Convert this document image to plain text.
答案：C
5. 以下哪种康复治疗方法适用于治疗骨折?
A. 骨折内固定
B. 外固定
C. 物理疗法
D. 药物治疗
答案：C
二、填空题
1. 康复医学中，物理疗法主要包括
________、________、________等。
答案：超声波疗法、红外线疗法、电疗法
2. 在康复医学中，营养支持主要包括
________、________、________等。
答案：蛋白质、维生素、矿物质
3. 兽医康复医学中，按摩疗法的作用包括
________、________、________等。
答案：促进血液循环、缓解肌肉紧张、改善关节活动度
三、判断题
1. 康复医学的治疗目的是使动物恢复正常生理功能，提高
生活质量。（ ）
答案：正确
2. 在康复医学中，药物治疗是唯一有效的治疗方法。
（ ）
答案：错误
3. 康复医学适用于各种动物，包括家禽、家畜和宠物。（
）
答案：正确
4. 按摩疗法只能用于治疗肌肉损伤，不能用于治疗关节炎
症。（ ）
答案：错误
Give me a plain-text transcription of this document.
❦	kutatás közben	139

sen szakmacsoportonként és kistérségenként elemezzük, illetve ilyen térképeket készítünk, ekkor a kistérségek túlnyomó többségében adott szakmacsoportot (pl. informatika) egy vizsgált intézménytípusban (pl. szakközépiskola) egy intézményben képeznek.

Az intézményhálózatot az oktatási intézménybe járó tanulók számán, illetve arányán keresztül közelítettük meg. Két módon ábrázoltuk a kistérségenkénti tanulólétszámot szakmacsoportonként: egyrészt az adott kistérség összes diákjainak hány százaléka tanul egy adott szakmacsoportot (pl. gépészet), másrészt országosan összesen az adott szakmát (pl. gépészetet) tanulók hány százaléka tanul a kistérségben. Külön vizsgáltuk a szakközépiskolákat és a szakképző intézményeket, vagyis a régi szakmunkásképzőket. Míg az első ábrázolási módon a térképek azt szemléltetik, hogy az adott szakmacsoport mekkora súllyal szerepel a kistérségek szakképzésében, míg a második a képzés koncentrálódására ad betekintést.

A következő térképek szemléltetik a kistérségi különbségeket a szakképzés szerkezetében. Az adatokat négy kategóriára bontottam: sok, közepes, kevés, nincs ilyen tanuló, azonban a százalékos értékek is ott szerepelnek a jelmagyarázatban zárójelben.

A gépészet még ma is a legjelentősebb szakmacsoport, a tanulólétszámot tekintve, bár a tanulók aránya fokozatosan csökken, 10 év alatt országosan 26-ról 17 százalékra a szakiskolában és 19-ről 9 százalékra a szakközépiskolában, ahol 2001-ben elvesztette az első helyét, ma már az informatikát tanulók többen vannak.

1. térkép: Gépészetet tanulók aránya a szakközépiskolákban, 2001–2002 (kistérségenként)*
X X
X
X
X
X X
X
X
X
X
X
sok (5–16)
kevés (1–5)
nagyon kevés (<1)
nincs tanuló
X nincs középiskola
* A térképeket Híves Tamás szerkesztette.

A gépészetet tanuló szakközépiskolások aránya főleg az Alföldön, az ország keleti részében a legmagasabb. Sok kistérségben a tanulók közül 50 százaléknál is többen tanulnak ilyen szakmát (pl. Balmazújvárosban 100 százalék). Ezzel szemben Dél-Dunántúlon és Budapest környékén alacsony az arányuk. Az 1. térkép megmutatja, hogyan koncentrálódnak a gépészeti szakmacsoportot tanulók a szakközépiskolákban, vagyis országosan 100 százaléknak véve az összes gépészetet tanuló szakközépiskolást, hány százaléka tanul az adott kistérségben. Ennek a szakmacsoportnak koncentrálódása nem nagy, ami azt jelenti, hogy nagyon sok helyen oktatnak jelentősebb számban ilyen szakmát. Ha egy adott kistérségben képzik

☆ ☆ ☆ ☆ ☆ ☆ ☆

Description of the task
Scan the material above for the string "plain" and report each line where you find it.

Written reply
Convert this document image to plain text.
Give me a plain-text transcription of this document.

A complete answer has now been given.